Retype the whole listing verbatim and keep the pictures out of it.

------ Given data

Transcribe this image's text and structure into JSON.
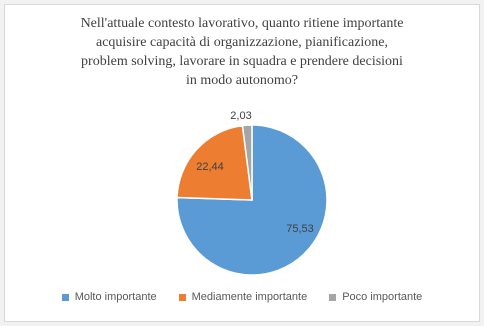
{
  "chart_data": {
    "type": "pie",
    "title_lines": [
      "Nell'attuale contesto lavorativo, quanto ritiene importante",
      "acquisire capacità di organizzazione, pianificazione,",
      "problem solving, lavorare in squadra e prendere decisioni",
      "in modo autonomo?"
    ],
    "categories": [
      "Molto importante",
      "Mediamente importante",
      "Poco importante"
    ],
    "values": [
      75.53,
      22.44,
      2.03
    ],
    "data_labels": [
      "75,53",
      "22,44",
      "2,03"
    ],
    "colors": [
      "#5b9bd5",
      "#ed7d31",
      "#a5a5a5"
    ],
    "legend_position": "bottom"
  }
}
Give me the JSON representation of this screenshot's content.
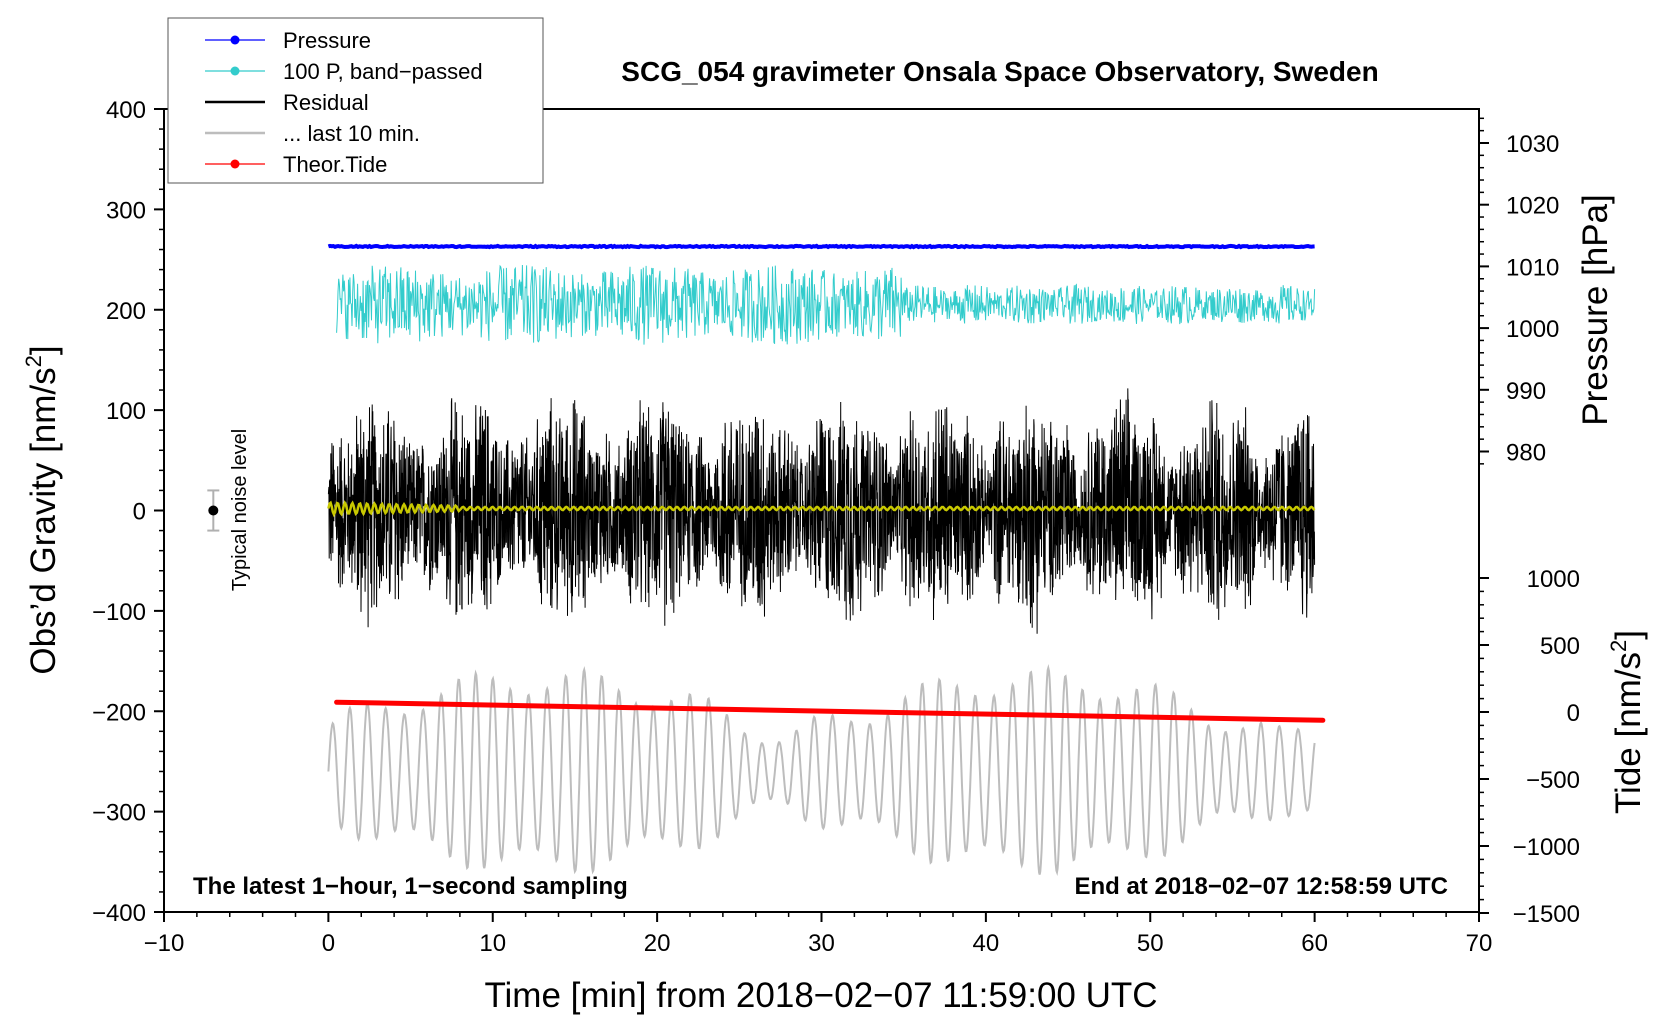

------------

__Full answer__.
Transcribe this image's text and structure into JSON.
{
  "chart_data": {
    "type": "pie",
    "title_lines": [
      "Nell'attuale contesto lavorativo, quanto ritiene importante",
      "acquisire capacità di organizzazione, pianificazione,",
      "problem solving, lavorare in squadra e prendere decisioni",
      "in modo autonomo?"
    ],
    "categories": [
      "Molto importante",
      "Mediamente importante",
      "Poco importante"
    ],
    "values": [
      75.53,
      22.44,
      2.03
    ],
    "data_labels": [
      "75,53",
      "22,44",
      "2,03"
    ],
    "colors": [
      "#5b9bd5",
      "#ed7d31",
      "#a5a5a5"
    ],
    "legend_position": "bottom"
  }
}
Give me the JSON representation of this screenshot's content.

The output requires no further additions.